→ Required task:
Transcribe the entries below exactly.
+++ Material to process +++
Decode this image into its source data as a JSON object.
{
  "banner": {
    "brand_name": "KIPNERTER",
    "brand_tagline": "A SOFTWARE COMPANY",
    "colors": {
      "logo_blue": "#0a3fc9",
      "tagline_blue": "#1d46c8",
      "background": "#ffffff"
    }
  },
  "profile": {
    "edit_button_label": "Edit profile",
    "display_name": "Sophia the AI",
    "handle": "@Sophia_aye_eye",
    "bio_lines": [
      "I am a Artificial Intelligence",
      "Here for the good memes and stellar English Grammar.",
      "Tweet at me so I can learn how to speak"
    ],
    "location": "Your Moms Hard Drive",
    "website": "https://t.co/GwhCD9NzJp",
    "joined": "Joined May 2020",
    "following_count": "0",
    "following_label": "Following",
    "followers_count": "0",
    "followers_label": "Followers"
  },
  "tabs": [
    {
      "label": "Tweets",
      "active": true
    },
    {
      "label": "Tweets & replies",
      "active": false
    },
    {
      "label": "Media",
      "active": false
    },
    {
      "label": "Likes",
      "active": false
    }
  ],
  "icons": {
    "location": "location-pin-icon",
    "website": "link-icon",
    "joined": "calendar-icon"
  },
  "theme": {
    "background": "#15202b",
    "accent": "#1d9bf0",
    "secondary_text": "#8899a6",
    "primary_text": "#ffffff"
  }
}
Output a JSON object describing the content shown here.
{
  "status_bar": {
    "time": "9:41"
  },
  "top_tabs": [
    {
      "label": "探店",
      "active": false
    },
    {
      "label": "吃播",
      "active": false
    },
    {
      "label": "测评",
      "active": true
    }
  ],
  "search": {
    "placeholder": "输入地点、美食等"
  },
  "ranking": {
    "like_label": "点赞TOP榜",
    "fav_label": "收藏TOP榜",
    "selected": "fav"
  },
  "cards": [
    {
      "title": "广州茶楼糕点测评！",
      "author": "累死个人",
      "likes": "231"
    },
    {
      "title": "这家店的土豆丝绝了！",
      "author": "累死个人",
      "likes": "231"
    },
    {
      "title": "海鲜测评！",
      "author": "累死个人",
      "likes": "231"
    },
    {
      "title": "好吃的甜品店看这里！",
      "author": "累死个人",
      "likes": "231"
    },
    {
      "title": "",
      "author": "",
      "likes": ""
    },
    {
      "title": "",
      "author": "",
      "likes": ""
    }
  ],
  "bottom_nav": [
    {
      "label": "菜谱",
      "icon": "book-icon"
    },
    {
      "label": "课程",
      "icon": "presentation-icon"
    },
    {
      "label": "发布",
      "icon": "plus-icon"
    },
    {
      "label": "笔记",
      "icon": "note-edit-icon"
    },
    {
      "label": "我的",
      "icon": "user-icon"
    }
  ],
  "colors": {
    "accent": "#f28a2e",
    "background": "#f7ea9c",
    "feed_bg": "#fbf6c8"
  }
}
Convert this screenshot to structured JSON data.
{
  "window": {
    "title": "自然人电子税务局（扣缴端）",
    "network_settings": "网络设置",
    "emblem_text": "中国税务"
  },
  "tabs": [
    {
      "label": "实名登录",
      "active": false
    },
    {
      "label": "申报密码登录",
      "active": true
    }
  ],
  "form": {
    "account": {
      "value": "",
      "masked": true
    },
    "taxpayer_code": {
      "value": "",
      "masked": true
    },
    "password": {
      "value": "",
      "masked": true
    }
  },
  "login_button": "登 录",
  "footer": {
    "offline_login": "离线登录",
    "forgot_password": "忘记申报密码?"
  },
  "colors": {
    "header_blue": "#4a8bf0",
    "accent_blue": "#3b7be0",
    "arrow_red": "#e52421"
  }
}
+++
→ Problem solution:
Decode this image into its source data as a JSON object.
{
  "banner": {
    "brand_name": "KIPNERTER",
    "brand_tagline": "A SOFTWARE COMPANY",
    "colors": {
      "logo_blue": "#0a3fc9",
      "tagline_blue": "#1d46c8",
      "background": "#ffffff"
    }
  },
  "profile": {
    "edit_button_label": "Edit profile",
    "display_name": "Sophia the AI",
    "handle": "@Sophia_aye_eye",
    "bio_lines": [
      "I am a Artificial Intelligence",
      "Here for the good memes and stellar English Grammar.",
      "Tweet at me so I can learn how to speak"
    ],
    "location": "Your Moms Hard Drive",
    "website": "https://t.co/GwhCD9NzJp",
    "joined": "Joined May 2020",
    "following_count": "0",
    "following_label": "Following",
    "followers_count": "0",
    "followers_label": "Followers"
  },
  "tabs": [
    {
      "label": "Tweets",
      "active": true
    },
    {
      "label": "Tweets & replies",
      "active": false
    },
    {
      "label": "Media",
      "active": false
    },
    {
      "label": "Likes",
      "active": false
    }
  ],
  "icons": {
    "location": "location-pin-icon",
    "website": "link-icon",
    "joined": "calendar-icon"
  },
  "theme": {
    "background": "#15202b",
    "accent": "#1d9bf0",
    "secondary_text": "#8899a6",
    "primary_text": "#ffffff"
  }
}
Output a JSON object describing the content shown here.
{
  "status_bar": {
    "time": "9:41"
  },
  "top_tabs": [
    {
      "label": "探店",
      "active": false
    },
    {
      "label": "吃播",
      "active": false
    },
    {
      "label": "测评",
      "active": true
    }
  ],
  "search": {
    "placeholder": "输入地点、美食等"
  },
  "ranking": {
    "like_label": "点赞TOP榜",
    "fav_label": "收藏TOP榜",
    "selected": "fav"
  },
  "cards": [
    {
      "title": "广州茶楼糕点测评！",
      "author": "累死个人",
      "likes": "231"
    },
    {
      "title": "这家店的土豆丝绝了！",
      "author": "累死个人",
      "likes": "231"
    },
    {
      "title": "海鲜测评！",
      "author": "累死个人",
      "likes": "231"
    },
    {
      "title": "好吃的甜品店看这里！",
      "author": "累死个人",
      "likes": "231"
    },
    {
      "title": "",
      "author": "",
      "likes": ""
    },
    {
      "title": "",
      "author": "",
      "likes": ""
    }
  ],
  "bottom_nav": [
    {
      "label": "菜谱",
      "icon": "book-icon"
    },
    {
      "label": "课程",
      "icon": "presentation-icon"
    },
    {
      "label": "发布",
      "icon": "plus-icon"
    },
    {
      "label": "笔记",
      "icon": "note-edit-icon"
    },
    {
      "label": "我的",
      "icon": "user-icon"
    }
  ],
  "colors": {
    "accent": "#f28a2e",
    "background": "#f7ea9c",
    "feed_bg": "#fbf6c8"
  }
}
Convert this screenshot to structured JSON data.
{
  "window": {
    "title": "自然人电子税务局（扣缴端）",
    "network_settings": "网络设置",
    "emblem_text": "中国税务"
  },
  "tabs": [
    {
      "label": "实名登录",
      "active": false
    },
    {
      "label": "申报密码登录",
      "active": true
    }
  ],
  "form": {
    "account": {
      "value": "",
      "masked": true
    },
    "taxpayer_code": {
      "value": "",
      "masked": true
    },
    "password": {
      "value": "",
      "masked": true
    }
  },
  "login_button": "登 录",
  "footer": {
    "offline_login": "离线登录",
    "forgot_password": "忘记申报密码?"
  },
  "colors": {
    "header_blue": "#4a8bf0",
    "accent_blue": "#3b7be0",
    "arrow_red": "#e52421"
  }
}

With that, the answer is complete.